──────── Given records

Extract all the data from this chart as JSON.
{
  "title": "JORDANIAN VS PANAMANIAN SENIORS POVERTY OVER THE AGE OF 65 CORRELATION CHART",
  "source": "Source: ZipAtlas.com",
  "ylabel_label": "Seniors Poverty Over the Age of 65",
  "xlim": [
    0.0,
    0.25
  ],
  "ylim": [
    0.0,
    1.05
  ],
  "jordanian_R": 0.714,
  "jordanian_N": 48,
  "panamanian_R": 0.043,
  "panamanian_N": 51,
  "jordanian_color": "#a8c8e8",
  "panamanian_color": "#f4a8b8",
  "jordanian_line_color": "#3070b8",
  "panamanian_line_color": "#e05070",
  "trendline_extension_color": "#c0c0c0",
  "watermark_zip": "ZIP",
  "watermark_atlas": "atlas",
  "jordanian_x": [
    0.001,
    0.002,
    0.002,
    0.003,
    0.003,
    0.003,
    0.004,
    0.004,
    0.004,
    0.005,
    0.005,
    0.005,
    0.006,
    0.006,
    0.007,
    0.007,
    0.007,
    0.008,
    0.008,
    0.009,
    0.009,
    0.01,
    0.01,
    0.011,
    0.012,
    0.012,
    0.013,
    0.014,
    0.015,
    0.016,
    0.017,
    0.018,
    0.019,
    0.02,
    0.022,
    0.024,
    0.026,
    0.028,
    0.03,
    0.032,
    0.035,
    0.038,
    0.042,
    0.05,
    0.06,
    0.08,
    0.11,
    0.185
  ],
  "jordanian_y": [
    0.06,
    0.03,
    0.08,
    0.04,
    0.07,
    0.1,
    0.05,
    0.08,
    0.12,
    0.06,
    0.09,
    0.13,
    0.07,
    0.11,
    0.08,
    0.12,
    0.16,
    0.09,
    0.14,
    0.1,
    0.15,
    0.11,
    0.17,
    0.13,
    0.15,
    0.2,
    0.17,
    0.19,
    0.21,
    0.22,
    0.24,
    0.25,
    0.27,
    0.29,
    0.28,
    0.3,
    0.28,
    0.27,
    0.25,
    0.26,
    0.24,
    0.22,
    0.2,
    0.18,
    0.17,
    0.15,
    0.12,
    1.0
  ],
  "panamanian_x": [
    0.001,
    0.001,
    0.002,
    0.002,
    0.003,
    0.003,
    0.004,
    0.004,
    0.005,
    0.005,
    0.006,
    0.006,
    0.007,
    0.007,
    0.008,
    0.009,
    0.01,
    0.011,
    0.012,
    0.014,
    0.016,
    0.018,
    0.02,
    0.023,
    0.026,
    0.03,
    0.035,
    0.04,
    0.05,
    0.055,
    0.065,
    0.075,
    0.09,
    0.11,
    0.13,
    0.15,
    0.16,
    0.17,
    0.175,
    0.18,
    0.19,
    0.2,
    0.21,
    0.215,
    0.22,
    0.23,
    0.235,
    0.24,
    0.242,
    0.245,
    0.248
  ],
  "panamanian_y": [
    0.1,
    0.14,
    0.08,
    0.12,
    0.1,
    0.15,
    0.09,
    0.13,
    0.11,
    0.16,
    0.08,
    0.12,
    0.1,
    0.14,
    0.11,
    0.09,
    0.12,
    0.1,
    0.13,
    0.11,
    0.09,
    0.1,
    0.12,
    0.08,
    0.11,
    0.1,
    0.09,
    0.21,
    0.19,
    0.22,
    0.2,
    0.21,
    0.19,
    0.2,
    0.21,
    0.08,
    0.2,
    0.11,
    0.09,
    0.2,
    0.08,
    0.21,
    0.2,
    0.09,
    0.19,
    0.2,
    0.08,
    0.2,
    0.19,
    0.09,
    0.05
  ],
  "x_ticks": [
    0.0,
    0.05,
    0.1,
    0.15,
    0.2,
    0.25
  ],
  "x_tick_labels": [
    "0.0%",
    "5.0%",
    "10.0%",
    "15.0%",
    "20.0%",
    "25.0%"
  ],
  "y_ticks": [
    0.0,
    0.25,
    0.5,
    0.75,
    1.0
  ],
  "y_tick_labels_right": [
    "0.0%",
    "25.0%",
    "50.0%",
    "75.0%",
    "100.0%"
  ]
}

────────────────
──────── Given records

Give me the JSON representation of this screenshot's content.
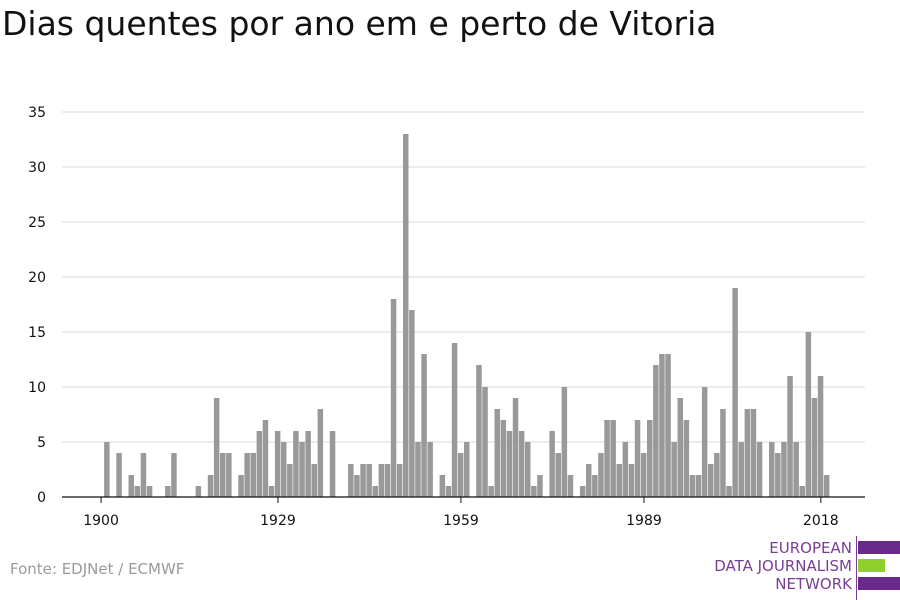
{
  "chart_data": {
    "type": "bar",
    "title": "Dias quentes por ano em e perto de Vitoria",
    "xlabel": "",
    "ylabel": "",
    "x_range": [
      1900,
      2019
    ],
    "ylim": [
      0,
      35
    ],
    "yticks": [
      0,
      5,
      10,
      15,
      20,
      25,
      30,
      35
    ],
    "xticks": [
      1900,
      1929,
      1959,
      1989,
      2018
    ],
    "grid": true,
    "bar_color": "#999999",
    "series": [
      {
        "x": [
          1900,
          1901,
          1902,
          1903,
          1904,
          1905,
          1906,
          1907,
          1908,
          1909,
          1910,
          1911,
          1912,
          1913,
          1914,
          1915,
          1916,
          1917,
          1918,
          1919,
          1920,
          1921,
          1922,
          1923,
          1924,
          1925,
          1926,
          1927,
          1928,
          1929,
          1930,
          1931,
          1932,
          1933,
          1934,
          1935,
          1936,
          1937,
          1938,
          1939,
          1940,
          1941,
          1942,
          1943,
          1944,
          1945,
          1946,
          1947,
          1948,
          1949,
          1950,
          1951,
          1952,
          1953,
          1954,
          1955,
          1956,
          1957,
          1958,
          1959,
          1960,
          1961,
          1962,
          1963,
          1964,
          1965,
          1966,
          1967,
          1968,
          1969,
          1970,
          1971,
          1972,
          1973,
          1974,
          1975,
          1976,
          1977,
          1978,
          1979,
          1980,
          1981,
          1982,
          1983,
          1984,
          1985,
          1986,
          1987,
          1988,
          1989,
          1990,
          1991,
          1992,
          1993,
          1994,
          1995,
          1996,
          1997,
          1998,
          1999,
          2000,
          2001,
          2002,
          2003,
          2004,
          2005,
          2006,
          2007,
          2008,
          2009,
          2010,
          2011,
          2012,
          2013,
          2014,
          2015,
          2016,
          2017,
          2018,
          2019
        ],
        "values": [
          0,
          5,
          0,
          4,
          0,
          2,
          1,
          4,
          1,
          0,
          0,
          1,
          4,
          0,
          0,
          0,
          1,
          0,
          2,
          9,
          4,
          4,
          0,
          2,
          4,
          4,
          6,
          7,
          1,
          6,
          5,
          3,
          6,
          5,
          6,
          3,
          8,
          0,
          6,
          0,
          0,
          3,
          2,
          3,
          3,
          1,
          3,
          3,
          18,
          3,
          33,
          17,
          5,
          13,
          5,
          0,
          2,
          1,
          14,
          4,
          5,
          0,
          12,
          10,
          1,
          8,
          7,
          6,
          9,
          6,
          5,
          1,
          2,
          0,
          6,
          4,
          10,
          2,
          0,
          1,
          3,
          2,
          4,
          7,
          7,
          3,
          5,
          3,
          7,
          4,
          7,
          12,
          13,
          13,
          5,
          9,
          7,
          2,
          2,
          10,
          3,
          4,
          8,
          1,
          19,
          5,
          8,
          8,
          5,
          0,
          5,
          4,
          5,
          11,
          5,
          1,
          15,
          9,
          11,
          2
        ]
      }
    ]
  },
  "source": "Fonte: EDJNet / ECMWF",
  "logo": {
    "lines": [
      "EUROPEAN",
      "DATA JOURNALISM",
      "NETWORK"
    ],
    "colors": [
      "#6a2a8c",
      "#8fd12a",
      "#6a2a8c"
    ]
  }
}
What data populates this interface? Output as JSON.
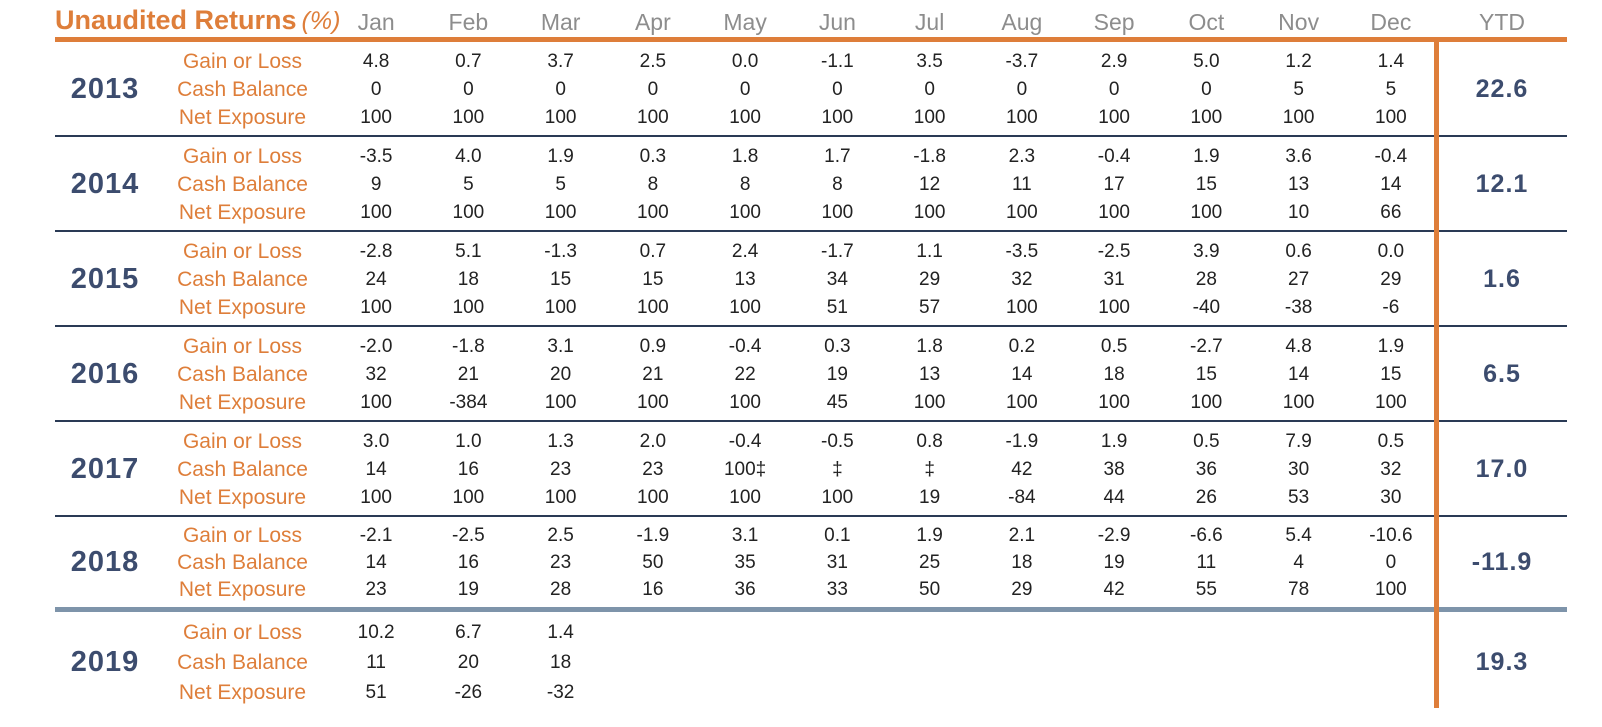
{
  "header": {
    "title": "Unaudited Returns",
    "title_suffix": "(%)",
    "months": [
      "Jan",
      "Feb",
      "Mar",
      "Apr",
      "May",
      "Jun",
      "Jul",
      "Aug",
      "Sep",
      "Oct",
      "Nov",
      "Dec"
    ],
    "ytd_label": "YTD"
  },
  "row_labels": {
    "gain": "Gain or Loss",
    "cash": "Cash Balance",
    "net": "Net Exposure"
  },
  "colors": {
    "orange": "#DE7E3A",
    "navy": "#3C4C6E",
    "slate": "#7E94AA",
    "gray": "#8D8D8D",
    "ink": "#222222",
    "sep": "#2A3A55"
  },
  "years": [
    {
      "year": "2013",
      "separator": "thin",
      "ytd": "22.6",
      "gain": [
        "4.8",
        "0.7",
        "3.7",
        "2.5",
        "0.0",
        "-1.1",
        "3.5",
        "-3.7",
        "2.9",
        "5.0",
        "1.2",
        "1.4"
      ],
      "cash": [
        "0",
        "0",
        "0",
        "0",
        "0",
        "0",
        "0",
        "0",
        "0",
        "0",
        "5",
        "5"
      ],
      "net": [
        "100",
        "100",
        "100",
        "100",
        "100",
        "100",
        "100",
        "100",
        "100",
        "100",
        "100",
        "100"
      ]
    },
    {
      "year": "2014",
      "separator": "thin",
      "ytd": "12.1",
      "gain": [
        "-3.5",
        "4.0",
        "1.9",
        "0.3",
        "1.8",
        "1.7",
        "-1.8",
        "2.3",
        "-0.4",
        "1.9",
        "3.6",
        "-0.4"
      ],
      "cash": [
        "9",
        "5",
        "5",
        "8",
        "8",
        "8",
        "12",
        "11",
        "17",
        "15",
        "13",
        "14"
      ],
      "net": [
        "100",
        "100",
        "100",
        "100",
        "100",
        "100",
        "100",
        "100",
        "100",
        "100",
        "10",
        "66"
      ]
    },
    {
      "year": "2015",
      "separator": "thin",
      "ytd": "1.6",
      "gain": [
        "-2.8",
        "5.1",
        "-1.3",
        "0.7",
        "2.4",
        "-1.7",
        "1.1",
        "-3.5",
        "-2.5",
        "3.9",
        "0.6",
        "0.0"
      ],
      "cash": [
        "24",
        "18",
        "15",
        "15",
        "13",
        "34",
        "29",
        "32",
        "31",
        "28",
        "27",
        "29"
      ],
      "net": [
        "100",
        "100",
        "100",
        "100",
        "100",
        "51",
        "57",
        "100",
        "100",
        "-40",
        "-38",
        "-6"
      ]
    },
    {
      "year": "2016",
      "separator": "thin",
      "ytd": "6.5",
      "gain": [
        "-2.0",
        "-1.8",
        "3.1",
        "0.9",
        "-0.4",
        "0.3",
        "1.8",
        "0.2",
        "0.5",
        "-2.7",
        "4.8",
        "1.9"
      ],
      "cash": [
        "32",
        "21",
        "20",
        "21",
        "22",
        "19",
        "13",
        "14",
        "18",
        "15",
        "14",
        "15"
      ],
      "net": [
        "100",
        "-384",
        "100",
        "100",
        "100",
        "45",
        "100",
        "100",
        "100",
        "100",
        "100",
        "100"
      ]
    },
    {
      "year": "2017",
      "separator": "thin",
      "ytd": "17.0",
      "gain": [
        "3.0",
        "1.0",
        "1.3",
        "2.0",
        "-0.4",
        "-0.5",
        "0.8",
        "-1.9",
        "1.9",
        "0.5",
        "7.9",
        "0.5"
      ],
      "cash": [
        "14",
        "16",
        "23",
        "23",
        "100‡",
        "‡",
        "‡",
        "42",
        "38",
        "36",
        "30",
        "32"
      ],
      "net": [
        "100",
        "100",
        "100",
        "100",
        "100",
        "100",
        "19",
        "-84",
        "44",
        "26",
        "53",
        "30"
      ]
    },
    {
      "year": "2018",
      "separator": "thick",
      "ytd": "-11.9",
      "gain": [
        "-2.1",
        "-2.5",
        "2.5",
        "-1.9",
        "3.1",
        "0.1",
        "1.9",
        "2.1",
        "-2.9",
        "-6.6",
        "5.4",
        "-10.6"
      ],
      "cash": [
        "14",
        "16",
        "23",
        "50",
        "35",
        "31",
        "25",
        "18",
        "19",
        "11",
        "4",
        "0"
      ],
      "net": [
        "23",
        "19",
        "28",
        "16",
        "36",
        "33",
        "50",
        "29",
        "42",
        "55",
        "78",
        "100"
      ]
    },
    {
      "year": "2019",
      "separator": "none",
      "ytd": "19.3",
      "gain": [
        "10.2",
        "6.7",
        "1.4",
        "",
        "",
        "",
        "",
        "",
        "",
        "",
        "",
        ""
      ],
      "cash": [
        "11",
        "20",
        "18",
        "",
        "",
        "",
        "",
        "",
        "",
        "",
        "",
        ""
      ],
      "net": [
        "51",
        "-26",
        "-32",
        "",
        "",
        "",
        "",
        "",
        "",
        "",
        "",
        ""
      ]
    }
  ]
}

────────────────

What is being asked
Collect the lines of the data that carry the word "source".

Response to this exercise
  "source": "Source: ZipAtlas.com",
  "source": "Fonte: EDJNet / ECMWF",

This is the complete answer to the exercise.